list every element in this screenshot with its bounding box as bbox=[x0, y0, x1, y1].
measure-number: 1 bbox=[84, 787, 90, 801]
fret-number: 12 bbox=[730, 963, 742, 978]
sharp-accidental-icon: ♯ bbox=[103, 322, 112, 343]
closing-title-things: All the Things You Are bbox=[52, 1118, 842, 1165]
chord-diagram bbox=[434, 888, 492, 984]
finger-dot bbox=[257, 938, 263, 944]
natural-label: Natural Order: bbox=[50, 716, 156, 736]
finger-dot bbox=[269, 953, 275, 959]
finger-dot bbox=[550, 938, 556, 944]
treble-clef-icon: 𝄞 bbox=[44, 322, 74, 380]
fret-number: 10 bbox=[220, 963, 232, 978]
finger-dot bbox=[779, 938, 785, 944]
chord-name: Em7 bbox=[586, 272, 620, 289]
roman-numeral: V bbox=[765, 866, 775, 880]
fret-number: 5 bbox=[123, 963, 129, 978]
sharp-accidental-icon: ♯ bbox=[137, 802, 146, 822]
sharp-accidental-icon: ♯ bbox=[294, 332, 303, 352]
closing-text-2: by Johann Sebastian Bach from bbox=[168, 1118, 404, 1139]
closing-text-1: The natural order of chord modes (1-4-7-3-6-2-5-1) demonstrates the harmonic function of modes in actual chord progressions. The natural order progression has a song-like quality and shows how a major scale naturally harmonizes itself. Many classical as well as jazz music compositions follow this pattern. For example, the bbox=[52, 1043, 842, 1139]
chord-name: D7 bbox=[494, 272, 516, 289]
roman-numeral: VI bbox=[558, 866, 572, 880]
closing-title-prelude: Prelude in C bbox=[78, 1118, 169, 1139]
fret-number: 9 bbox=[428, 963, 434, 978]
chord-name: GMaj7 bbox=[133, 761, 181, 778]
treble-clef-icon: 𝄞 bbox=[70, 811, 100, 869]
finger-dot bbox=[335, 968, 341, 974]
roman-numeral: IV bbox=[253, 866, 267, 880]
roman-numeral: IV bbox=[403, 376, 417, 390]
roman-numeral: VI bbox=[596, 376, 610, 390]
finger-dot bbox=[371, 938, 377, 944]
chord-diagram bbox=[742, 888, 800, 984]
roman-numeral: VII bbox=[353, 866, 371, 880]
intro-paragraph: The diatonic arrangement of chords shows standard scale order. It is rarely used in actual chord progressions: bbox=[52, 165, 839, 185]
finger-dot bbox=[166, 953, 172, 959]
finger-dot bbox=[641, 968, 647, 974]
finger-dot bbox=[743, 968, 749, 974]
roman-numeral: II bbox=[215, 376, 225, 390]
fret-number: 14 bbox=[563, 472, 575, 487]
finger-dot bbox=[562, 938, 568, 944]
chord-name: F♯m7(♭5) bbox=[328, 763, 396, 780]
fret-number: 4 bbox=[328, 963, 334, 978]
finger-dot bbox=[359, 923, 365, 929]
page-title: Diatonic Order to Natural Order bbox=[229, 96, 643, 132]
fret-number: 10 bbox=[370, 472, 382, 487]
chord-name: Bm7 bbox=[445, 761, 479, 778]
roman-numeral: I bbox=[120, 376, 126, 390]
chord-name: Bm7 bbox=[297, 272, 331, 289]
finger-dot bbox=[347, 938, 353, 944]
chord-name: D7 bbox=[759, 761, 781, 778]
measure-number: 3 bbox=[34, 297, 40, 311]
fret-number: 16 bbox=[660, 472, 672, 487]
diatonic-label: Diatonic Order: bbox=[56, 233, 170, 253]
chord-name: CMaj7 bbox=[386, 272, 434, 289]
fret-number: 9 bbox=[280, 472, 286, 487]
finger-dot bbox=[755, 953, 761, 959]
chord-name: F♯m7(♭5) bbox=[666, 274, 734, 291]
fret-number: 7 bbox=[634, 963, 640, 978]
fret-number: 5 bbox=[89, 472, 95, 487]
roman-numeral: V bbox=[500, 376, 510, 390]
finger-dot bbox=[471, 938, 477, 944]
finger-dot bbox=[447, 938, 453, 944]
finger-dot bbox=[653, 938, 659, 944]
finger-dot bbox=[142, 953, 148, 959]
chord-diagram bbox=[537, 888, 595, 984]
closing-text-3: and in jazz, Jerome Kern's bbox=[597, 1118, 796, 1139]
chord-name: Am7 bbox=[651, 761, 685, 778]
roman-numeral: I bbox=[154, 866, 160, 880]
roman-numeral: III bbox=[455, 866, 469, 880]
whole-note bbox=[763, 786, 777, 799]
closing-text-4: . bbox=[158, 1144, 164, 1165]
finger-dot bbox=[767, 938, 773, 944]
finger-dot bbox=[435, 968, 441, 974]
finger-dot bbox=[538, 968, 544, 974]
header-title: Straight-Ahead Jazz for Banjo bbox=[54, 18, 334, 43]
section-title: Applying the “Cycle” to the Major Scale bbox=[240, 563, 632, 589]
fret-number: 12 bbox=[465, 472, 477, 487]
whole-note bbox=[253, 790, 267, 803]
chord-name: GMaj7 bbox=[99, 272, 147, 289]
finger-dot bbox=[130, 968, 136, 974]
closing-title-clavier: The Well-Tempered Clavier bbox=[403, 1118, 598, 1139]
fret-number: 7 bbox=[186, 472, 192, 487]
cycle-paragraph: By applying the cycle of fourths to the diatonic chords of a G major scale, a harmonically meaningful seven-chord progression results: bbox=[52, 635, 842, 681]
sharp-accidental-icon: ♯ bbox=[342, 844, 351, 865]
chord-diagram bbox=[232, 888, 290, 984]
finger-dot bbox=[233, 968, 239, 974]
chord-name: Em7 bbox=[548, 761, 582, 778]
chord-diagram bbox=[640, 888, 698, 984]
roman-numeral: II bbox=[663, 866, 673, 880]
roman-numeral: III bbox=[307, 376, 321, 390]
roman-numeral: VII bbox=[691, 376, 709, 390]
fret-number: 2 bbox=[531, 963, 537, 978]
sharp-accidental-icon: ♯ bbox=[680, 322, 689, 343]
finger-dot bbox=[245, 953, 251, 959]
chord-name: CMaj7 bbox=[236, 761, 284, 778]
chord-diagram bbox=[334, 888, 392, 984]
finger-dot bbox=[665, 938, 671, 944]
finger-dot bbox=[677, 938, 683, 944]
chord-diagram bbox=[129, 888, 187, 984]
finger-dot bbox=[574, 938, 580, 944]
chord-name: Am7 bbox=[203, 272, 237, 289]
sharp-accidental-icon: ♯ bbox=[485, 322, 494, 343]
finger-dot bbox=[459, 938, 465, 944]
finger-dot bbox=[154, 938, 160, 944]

▸ **What the exercise asks**
Repeat every line of the records above word for word, without adding, dropping, or changing anything.

▸ **Solution**
list every element in this screenshot with its bounding box as bbox=[x0, y0, x1, y1].
measure-number: 1 bbox=[84, 787, 90, 801]
fret-number: 12 bbox=[730, 963, 742, 978]
sharp-accidental-icon: ♯ bbox=[103, 322, 112, 343]
closing-title-things: All the Things You Are bbox=[52, 1118, 842, 1165]
chord-diagram bbox=[434, 888, 492, 984]
finger-dot bbox=[257, 938, 263, 944]
natural-label: Natural Order: bbox=[50, 716, 156, 736]
finger-dot bbox=[269, 953, 275, 959]
finger-dot bbox=[550, 938, 556, 944]
treble-clef-icon: 𝄞 bbox=[44, 322, 74, 380]
fret-number: 10 bbox=[220, 963, 232, 978]
finger-dot bbox=[779, 938, 785, 944]
chord-name: Em7 bbox=[586, 272, 620, 289]
roman-numeral: V bbox=[765, 866, 775, 880]
fret-number: 5 bbox=[123, 963, 129, 978]
sharp-accidental-icon: ♯ bbox=[137, 802, 146, 822]
sharp-accidental-icon: ♯ bbox=[294, 332, 303, 352]
closing-text-2: by Johann Sebastian Bach from bbox=[168, 1118, 404, 1139]
closing-text-1: The natural order of chord modes (1-4-7-3-6-2-5-1) demonstrates the harmonic function of modes in actual chord progressions. The natural order progression has a song-like quality and shows how a major scale naturally harmonizes itself. Many classical as well as jazz music compositions follow this pattern. For example, the bbox=[52, 1043, 842, 1139]
chord-name: D7 bbox=[494, 272, 516, 289]
roman-numeral: VI bbox=[558, 866, 572, 880]
closing-title-prelude: Prelude in C bbox=[78, 1118, 169, 1139]
fret-number: 9 bbox=[428, 963, 434, 978]
chord-name: GMaj7 bbox=[133, 761, 181, 778]
treble-clef-icon: 𝄞 bbox=[70, 811, 100, 869]
finger-dot bbox=[335, 968, 341, 974]
roman-numeral: IV bbox=[253, 866, 267, 880]
roman-numeral: IV bbox=[403, 376, 417, 390]
roman-numeral: VI bbox=[596, 376, 610, 390]
finger-dot bbox=[371, 938, 377, 944]
chord-diagram bbox=[742, 888, 800, 984]
roman-numeral: VII bbox=[353, 866, 371, 880]
intro-paragraph: The diatonic arrangement of chords shows standard scale order. It is rarely used in actual chord progressions: bbox=[52, 165, 839, 185]
finger-dot bbox=[166, 953, 172, 959]
finger-dot bbox=[641, 968, 647, 974]
finger-dot bbox=[743, 968, 749, 974]
roman-numeral: II bbox=[215, 376, 225, 390]
fret-number: 14 bbox=[563, 472, 575, 487]
finger-dot bbox=[562, 938, 568, 944]
chord-name: F♯m7(♭5) bbox=[328, 763, 396, 780]
fret-number: 4 bbox=[328, 963, 334, 978]
finger-dot bbox=[359, 923, 365, 929]
page-title: Diatonic Order to Natural Order bbox=[229, 96, 643, 132]
fret-number: 10 bbox=[370, 472, 382, 487]
chord-name: Bm7 bbox=[445, 761, 479, 778]
roman-numeral: I bbox=[120, 376, 126, 390]
chord-name: Bm7 bbox=[297, 272, 331, 289]
finger-dot bbox=[347, 938, 353, 944]
chord-name: D7 bbox=[759, 761, 781, 778]
measure-number: 3 bbox=[34, 297, 40, 311]
fret-number: 16 bbox=[660, 472, 672, 487]
diatonic-label: Diatonic Order: bbox=[56, 233, 170, 253]
chord-name: CMaj7 bbox=[386, 272, 434, 289]
fret-number: 9 bbox=[280, 472, 286, 487]
finger-dot bbox=[755, 953, 761, 959]
chord-name: F♯m7(♭5) bbox=[666, 274, 734, 291]
fret-number: 7 bbox=[634, 963, 640, 978]
fret-number: 5 bbox=[89, 472, 95, 487]
roman-numeral: V bbox=[500, 376, 510, 390]
finger-dot bbox=[471, 938, 477, 944]
finger-dot bbox=[447, 938, 453, 944]
finger-dot bbox=[653, 938, 659, 944]
finger-dot bbox=[142, 953, 148, 959]
chord-diagram bbox=[537, 888, 595, 984]
closing-text-3: and in jazz, Jerome Kern's bbox=[597, 1118, 796, 1139]
chord-name: Am7 bbox=[651, 761, 685, 778]
roman-numeral: I bbox=[154, 866, 160, 880]
roman-numeral: III bbox=[455, 866, 469, 880]
whole-note bbox=[763, 786, 777, 799]
closing-text-4: . bbox=[158, 1144, 164, 1165]
finger-dot bbox=[767, 938, 773, 944]
finger-dot bbox=[435, 968, 441, 974]
finger-dot bbox=[538, 968, 544, 974]
header-title: Straight-Ahead Jazz for Banjo bbox=[54, 18, 334, 43]
section-title: Applying the “Cycle” to the Major Scale bbox=[240, 563, 632, 589]
fret-number: 12 bbox=[465, 472, 477, 487]
whole-note bbox=[253, 790, 267, 803]
chord-name: GMaj7 bbox=[99, 272, 147, 289]
finger-dot bbox=[130, 968, 136, 974]
closing-title-clavier: The Well-Tempered Clavier bbox=[403, 1118, 598, 1139]
fret-number: 7 bbox=[186, 472, 192, 487]
cycle-paragraph: By applying the cycle of fourths to the diatonic chords of a G major scale, a harmonically meaningful seven-chord progression results: bbox=[52, 635, 842, 681]
sharp-accidental-icon: ♯ bbox=[342, 844, 351, 865]
chord-diagram bbox=[232, 888, 290, 984]
finger-dot bbox=[233, 968, 239, 974]
chord-name: Em7 bbox=[548, 761, 582, 778]
chord-diagram bbox=[640, 888, 698, 984]
roman-numeral: II bbox=[663, 866, 673, 880]
roman-numeral: III bbox=[307, 376, 321, 390]
roman-numeral: VII bbox=[691, 376, 709, 390]
fret-number: 2 bbox=[531, 963, 537, 978]
sharp-accidental-icon: ♯ bbox=[680, 322, 689, 343]
finger-dot bbox=[245, 953, 251, 959]
chord-name: CMaj7 bbox=[236, 761, 284, 778]
chord-diagram bbox=[334, 888, 392, 984]
finger-dot bbox=[665, 938, 671, 944]
finger-dot bbox=[677, 938, 683, 944]
chord-diagram bbox=[129, 888, 187, 984]
finger-dot bbox=[574, 938, 580, 944]
chord-name: Am7 bbox=[203, 272, 237, 289]
sharp-accidental-icon: ♯ bbox=[485, 322, 494, 343]
finger-dot bbox=[459, 938, 465, 944]
finger-dot bbox=[154, 938, 160, 944]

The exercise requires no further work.